(WORK TO DO): Find each line with the string "token" and report it.

(STORED ROWS):
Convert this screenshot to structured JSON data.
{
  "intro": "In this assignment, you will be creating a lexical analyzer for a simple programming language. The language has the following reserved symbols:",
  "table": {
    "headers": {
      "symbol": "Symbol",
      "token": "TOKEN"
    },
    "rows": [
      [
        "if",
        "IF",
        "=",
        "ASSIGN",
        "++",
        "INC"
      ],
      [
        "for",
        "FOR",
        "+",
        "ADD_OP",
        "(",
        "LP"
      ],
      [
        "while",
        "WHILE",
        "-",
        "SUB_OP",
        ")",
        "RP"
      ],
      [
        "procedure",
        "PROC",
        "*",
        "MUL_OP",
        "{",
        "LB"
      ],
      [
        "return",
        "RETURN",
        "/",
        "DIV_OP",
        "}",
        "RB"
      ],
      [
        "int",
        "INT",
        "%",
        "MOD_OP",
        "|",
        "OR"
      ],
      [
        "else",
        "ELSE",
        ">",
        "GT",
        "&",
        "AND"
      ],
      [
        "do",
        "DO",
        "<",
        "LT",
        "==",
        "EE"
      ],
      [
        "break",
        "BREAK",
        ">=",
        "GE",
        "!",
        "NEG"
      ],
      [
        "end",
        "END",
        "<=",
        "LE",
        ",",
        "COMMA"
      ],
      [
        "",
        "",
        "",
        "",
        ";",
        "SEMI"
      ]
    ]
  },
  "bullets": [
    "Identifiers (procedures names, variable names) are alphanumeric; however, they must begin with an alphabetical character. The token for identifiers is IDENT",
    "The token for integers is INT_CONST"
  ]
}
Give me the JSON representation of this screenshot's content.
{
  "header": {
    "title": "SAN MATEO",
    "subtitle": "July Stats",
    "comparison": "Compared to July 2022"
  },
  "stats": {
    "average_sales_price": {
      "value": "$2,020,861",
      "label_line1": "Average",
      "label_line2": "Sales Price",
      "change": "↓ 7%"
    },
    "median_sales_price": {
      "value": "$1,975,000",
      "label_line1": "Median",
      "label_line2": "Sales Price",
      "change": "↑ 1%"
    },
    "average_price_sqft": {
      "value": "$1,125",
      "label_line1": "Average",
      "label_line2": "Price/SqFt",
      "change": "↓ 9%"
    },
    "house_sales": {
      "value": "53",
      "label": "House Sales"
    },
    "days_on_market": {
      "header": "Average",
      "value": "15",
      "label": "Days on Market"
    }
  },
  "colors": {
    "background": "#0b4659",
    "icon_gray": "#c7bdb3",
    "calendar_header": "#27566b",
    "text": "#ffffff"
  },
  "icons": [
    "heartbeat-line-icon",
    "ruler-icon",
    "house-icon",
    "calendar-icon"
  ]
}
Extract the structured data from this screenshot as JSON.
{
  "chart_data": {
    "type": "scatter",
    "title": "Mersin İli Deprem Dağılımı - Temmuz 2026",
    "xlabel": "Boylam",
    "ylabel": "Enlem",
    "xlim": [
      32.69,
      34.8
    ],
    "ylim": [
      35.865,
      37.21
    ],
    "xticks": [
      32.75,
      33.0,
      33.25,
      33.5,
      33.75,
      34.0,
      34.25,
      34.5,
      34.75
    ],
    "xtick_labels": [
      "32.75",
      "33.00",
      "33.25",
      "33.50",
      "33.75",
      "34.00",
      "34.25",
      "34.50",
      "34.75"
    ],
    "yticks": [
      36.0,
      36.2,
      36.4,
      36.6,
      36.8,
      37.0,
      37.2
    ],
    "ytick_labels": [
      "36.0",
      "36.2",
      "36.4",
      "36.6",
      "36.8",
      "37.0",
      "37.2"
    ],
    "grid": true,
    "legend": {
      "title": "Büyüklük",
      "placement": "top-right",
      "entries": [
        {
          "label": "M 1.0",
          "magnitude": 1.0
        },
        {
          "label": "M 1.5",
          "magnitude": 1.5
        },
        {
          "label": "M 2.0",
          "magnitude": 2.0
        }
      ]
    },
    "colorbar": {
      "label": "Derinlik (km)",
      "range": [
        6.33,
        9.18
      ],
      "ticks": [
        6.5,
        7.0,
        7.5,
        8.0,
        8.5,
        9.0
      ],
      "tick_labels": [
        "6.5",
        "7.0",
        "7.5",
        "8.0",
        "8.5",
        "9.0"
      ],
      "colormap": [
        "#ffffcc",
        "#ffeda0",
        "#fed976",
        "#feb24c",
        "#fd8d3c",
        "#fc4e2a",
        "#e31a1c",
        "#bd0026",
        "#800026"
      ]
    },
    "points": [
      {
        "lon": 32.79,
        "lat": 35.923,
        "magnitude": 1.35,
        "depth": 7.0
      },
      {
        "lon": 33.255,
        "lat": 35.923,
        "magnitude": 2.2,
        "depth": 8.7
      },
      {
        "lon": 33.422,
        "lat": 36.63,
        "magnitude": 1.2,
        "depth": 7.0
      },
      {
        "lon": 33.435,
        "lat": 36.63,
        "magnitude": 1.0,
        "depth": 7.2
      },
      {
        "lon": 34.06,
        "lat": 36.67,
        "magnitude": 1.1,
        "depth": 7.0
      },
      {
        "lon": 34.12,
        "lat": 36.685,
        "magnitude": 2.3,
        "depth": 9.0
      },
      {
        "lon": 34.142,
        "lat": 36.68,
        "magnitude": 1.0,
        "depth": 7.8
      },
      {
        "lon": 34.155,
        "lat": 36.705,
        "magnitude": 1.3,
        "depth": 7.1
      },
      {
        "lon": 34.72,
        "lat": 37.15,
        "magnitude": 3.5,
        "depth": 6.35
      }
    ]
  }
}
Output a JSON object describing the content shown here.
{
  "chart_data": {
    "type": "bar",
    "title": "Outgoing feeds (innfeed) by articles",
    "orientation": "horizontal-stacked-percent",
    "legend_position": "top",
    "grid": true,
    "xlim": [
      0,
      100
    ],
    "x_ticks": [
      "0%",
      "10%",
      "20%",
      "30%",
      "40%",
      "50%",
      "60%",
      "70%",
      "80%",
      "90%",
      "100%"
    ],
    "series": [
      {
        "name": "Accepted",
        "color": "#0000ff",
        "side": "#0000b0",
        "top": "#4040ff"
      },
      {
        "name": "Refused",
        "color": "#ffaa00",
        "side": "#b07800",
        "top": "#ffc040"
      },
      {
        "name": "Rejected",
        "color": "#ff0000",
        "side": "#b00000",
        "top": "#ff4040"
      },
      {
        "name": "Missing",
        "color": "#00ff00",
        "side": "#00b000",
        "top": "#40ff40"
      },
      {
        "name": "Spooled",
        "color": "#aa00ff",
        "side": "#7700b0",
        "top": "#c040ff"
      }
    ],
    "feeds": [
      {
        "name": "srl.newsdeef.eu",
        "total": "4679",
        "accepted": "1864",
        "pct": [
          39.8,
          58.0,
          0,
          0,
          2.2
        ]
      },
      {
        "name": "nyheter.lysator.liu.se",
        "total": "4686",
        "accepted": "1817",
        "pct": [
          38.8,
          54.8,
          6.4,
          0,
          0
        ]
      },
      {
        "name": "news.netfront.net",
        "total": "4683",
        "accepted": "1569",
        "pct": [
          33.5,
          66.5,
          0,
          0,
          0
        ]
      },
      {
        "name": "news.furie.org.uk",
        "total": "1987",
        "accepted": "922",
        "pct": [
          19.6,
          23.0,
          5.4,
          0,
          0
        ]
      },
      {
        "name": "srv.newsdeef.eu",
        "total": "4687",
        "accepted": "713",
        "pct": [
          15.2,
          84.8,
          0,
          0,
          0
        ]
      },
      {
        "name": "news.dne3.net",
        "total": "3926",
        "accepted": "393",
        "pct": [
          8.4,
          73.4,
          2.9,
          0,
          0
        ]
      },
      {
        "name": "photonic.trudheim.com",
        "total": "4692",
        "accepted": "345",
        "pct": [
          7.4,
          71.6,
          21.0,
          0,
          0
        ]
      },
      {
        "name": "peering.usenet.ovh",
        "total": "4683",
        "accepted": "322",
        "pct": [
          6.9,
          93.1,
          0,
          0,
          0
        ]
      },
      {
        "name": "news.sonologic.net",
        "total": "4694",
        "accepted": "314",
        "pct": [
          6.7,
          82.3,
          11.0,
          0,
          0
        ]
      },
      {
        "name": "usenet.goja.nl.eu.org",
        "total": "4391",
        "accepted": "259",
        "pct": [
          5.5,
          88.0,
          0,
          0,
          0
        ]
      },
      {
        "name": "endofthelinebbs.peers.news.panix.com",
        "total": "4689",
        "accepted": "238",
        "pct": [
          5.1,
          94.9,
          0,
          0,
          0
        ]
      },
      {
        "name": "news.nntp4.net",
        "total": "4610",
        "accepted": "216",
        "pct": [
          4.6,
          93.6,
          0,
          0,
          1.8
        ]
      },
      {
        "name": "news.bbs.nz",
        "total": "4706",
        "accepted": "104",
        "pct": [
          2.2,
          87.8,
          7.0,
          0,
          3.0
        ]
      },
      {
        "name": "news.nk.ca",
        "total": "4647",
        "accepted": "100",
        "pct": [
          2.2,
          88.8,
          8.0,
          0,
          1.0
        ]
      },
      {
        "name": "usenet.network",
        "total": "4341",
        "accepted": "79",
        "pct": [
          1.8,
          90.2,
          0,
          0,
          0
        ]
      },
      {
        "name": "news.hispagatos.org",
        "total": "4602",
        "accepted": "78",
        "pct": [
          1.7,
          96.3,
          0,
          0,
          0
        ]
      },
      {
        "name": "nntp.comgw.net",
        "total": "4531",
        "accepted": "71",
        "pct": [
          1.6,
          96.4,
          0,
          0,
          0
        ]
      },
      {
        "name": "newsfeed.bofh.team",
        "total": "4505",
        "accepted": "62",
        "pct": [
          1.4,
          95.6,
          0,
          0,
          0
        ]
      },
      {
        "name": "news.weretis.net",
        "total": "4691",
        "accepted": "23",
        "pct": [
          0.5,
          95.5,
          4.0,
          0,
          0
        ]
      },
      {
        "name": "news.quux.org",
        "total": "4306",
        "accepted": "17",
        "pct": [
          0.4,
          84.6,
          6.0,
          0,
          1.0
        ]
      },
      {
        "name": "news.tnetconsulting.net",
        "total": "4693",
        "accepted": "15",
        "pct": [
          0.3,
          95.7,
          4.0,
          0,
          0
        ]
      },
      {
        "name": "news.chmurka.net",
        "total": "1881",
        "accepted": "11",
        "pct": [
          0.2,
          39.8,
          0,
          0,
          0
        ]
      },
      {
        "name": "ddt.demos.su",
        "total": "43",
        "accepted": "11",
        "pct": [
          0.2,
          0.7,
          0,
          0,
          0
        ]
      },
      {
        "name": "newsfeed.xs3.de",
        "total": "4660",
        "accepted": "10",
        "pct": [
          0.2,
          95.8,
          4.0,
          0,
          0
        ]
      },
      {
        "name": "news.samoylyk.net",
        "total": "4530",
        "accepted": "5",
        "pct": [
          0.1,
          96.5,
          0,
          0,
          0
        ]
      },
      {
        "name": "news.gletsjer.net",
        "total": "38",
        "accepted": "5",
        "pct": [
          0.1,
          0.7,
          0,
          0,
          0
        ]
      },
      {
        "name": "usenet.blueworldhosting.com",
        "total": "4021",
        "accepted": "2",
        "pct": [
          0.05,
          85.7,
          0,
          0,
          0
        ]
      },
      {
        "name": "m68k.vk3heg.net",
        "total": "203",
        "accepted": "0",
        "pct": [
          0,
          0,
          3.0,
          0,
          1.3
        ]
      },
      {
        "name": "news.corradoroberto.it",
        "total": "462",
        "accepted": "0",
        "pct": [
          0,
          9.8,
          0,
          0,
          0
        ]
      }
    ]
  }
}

(THE COMPLETED TASK):
      "token": "TOKEN"
    "Identifiers (procedures names, variable names) are alphanumeric; however, they must begin with an alphabetical character. The token for identifiers is IDENT",
    "The token for integers is INT_CONST"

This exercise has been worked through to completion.